**Set exercise**: All the data should be repeated exactly. Any image in it is left out.

**Data rows**:
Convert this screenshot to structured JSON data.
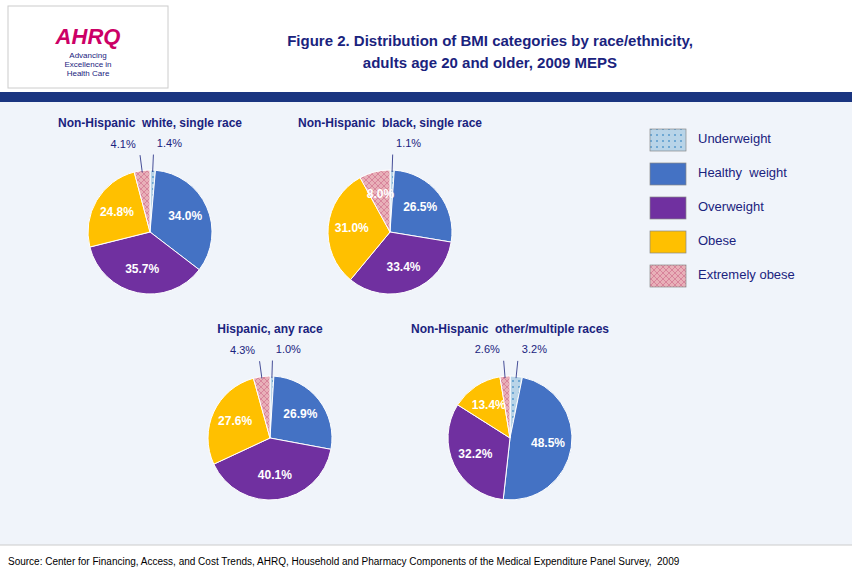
{
  "title": "Figure 2. Distribution of BMI categories by race/ethnicity,\nadults age 20 and older, 2009 MEPS",
  "source": "Source: Center for Financing, Access, and Cost Trends, AHRQ, Household and Pharmacy Components of the Medical Expenditure Panel Survey,  2009",
  "annotations": [
    "AHRQ",
    "Advancing\nExcellence in\nHealth Care"
  ],
  "chart_data": [
    {
      "type": "pie",
      "title": "Non-Hispanic  white, single race",
      "categories": [
        "Underweight",
        "Healthy  weight",
        "Overweight",
        "Obese",
        "Extremely obese"
      ],
      "values": [
        1.4,
        34.0,
        35.7,
        24.8,
        4.1
      ],
      "value_labels": [
        "1.4%",
        "34.0%",
        "35.7%",
        "24.8%",
        "4.1%"
      ],
      "colors": [
        "#b8d4e8",
        "#4472c4",
        "#7030a0",
        "#ffc000",
        "#e8b0b8"
      ],
      "data_labels": true,
      "legend": "right"
    },
    {
      "type": "pie",
      "title": "Non-Hispanic  black, single race",
      "categories": [
        "Underweight",
        "Healthy  weight",
        "Overweight",
        "Obese",
        "Extremely obese"
      ],
      "values": [
        1.1,
        26.5,
        33.4,
        31.0,
        8.0
      ],
      "value_labels": [
        "1.1%",
        "26.5%",
        "33.4%",
        "31.0%",
        "8.0%"
      ],
      "colors": [
        "#b8d4e8",
        "#4472c4",
        "#7030a0",
        "#ffc000",
        "#e8b0b8"
      ],
      "data_labels": true
    },
    {
      "type": "pie",
      "title": "Hispanic, any race",
      "categories": [
        "Underweight",
        "Healthy  weight",
        "Overweight",
        "Obese",
        "Extremely obese"
      ],
      "values": [
        1.0,
        26.9,
        40.1,
        27.6,
        4.3
      ],
      "value_labels": [
        "1.0%",
        "26.9%",
        "40.1%",
        "27.6%",
        "4.3%"
      ],
      "colors": [
        "#b8d4e8",
        "#4472c4",
        "#7030a0",
        "#ffc000",
        "#e8b0b8"
      ],
      "data_labels": true
    },
    {
      "type": "pie",
      "title": "Non-Hispanic  other/multiple races",
      "categories": [
        "Underweight",
        "Healthy  weight",
        "Overweight",
        "Obese",
        "Extremely obese"
      ],
      "values": [
        3.2,
        48.5,
        32.2,
        13.4,
        2.6
      ],
      "value_labels": [
        "3.2%",
        "48.5%",
        "32.2%",
        "13.4%",
        "2.6%"
      ],
      "colors": [
        "#b8d4e8",
        "#4472c4",
        "#7030a0",
        "#ffc000",
        "#e8b0b8"
      ],
      "data_labels": true
    }
  ]
}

**The reply**:
Convert this screenshot to structured JSON data.
{
  "title": "Figure 2. Distribution of BMI categories by race/ethnicity,\nadults age 20 and older, 2009 MEPS",
  "source": "Source: Center for Financing, Access, and Cost Trends, AHRQ, Household and Pharmacy Components of the Medical Expenditure Panel Survey,  2009",
  "annotations": [
    "AHRQ",
    "Advancing\nExcellence in\nHealth Care"
  ],
  "chart_data": [
    {
      "type": "pie",
      "title": "Non-Hispanic  white, single race",
      "categories": [
        "Underweight",
        "Healthy  weight",
        "Overweight",
        "Obese",
        "Extremely obese"
      ],
      "values": [
        1.4,
        34.0,
        35.7,
        24.8,
        4.1
      ],
      "value_labels": [
        "1.4%",
        "34.0%",
        "35.7%",
        "24.8%",
        "4.1%"
      ],
      "colors": [
        "#b8d4e8",
        "#4472c4",
        "#7030a0",
        "#ffc000",
        "#e8b0b8"
      ],
      "data_labels": true,
      "legend": "right"
    },
    {
      "type": "pie",
      "title": "Non-Hispanic  black, single race",
      "categories": [
        "Underweight",
        "Healthy  weight",
        "Overweight",
        "Obese",
        "Extremely obese"
      ],
      "values": [
        1.1,
        26.5,
        33.4,
        31.0,
        8.0
      ],
      "value_labels": [
        "1.1%",
        "26.5%",
        "33.4%",
        "31.0%",
        "8.0%"
      ],
      "colors": [
        "#b8d4e8",
        "#4472c4",
        "#7030a0",
        "#ffc000",
        "#e8b0b8"
      ],
      "data_labels": true
    },
    {
      "type": "pie",
      "title": "Hispanic, any race",
      "categories": [
        "Underweight",
        "Healthy  weight",
        "Overweight",
        "Obese",
        "Extremely obese"
      ],
      "values": [
        1.0,
        26.9,
        40.1,
        27.6,
        4.3
      ],
      "value_labels": [
        "1.0%",
        "26.9%",
        "40.1%",
        "27.6%",
        "4.3%"
      ],
      "colors": [
        "#b8d4e8",
        "#4472c4",
        "#7030a0",
        "#ffc000",
        "#e8b0b8"
      ],
      "data_labels": true
    },
    {
      "type": "pie",
      "title": "Non-Hispanic  other/multiple races",
      "categories": [
        "Underweight",
        "Healthy  weight",
        "Overweight",
        "Obese",
        "Extremely obese"
      ],
      "values": [
        3.2,
        48.5,
        32.2,
        13.4,
        2.6
      ],
      "value_labels": [
        "3.2%",
        "48.5%",
        "32.2%",
        "13.4%",
        "2.6%"
      ],
      "colors": [
        "#b8d4e8",
        "#4472c4",
        "#7030a0",
        "#ffc000",
        "#e8b0b8"
      ],
      "data_labels": true
    }
  ]
}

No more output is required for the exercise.